▸ PROMPT: From the entries that follow, list every line in which the string "name" appears.

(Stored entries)
** START **
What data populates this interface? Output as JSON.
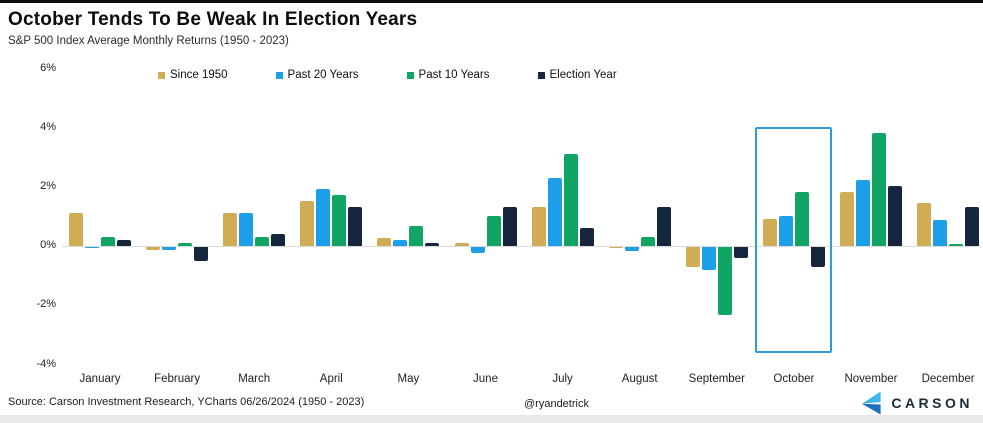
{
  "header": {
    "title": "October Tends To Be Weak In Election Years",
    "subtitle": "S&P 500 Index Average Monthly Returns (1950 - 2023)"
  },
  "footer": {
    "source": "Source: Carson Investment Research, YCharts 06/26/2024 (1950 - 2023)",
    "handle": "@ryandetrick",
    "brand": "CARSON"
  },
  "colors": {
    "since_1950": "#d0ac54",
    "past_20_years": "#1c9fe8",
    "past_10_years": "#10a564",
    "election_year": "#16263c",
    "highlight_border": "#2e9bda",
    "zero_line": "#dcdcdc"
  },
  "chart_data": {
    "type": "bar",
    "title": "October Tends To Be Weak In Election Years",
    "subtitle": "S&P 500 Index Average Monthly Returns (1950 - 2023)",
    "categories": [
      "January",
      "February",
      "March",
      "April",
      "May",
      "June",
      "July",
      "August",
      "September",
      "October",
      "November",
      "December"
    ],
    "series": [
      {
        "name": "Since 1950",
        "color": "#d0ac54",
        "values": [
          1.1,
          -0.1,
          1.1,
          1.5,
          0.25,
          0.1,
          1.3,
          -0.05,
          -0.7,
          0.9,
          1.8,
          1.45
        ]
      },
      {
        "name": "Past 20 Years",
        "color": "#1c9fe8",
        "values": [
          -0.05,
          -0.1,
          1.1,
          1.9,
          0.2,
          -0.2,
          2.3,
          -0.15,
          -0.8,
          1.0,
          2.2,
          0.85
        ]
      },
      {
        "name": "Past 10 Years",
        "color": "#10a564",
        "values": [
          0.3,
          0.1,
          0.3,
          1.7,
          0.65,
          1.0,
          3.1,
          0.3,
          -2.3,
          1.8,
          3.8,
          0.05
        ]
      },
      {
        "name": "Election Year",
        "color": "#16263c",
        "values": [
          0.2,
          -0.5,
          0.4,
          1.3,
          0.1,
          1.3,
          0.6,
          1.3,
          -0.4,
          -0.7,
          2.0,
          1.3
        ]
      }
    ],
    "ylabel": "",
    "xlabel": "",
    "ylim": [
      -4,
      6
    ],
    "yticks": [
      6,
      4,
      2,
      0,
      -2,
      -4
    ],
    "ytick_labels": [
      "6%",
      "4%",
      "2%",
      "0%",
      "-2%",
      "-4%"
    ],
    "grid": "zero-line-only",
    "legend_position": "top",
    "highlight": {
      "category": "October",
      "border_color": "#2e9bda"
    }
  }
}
** END **
** START **
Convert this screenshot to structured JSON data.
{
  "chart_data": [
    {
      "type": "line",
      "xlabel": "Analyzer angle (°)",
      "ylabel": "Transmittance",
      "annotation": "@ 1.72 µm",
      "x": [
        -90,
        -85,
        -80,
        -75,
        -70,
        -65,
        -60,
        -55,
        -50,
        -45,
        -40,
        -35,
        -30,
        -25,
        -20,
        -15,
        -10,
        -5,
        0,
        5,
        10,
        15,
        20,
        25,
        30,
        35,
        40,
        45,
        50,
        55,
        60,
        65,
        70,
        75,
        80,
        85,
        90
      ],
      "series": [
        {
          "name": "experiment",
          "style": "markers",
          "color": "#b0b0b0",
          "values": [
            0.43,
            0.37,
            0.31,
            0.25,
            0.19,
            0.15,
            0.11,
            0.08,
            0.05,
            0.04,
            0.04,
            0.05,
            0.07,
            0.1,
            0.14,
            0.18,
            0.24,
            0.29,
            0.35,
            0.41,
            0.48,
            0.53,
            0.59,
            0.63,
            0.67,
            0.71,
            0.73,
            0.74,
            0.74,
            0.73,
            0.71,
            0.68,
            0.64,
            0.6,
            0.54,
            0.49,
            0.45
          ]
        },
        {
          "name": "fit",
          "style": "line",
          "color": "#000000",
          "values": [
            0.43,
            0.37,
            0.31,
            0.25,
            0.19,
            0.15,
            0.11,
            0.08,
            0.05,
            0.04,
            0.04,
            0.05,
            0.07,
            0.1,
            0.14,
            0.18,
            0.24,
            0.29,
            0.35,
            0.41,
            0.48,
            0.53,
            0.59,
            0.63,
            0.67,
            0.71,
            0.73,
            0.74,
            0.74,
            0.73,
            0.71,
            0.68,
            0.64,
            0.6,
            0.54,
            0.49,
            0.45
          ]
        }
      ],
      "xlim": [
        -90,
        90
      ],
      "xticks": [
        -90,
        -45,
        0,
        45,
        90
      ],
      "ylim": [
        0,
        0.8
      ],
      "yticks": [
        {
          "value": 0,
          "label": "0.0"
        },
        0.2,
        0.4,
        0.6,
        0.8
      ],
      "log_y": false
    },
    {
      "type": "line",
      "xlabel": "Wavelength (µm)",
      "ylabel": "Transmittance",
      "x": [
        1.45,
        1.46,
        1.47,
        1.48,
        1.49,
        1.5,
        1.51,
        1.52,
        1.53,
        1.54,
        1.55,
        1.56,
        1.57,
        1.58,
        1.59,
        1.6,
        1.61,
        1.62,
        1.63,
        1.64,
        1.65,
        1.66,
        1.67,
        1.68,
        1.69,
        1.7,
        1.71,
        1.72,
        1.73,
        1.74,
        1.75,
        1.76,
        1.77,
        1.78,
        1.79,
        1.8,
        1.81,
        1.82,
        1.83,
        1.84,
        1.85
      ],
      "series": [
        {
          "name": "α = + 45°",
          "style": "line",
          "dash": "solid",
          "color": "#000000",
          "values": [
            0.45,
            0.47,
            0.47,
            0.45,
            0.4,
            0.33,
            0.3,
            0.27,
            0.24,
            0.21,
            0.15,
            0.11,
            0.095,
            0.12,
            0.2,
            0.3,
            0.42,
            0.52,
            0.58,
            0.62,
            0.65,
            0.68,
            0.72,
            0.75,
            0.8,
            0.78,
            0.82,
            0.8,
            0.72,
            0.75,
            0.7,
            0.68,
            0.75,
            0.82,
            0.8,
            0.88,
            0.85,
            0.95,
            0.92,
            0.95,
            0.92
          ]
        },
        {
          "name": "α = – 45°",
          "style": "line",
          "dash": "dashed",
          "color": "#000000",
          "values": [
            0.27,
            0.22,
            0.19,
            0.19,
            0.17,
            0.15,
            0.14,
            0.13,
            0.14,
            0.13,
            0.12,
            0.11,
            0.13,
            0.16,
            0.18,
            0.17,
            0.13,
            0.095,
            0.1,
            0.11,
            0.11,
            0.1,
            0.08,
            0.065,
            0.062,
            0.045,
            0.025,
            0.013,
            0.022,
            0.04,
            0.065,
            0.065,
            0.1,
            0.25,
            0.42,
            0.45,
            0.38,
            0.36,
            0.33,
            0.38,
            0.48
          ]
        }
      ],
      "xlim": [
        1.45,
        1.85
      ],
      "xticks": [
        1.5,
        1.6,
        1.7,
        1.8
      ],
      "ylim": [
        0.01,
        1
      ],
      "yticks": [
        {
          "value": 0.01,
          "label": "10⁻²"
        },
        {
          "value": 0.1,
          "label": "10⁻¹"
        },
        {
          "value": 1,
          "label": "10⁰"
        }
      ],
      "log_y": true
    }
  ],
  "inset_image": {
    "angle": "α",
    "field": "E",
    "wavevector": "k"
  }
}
** END **
▸ COMPLETED TASK:
        "name": "Since 1950",
        "name": "Past 20 Years",
        "name": "Past 10 Years",
        "name": "Election Year",
          "name": "experiment",
          "name": "fit",
          "name": "α = + 45°",
          "name": "α = – 45°",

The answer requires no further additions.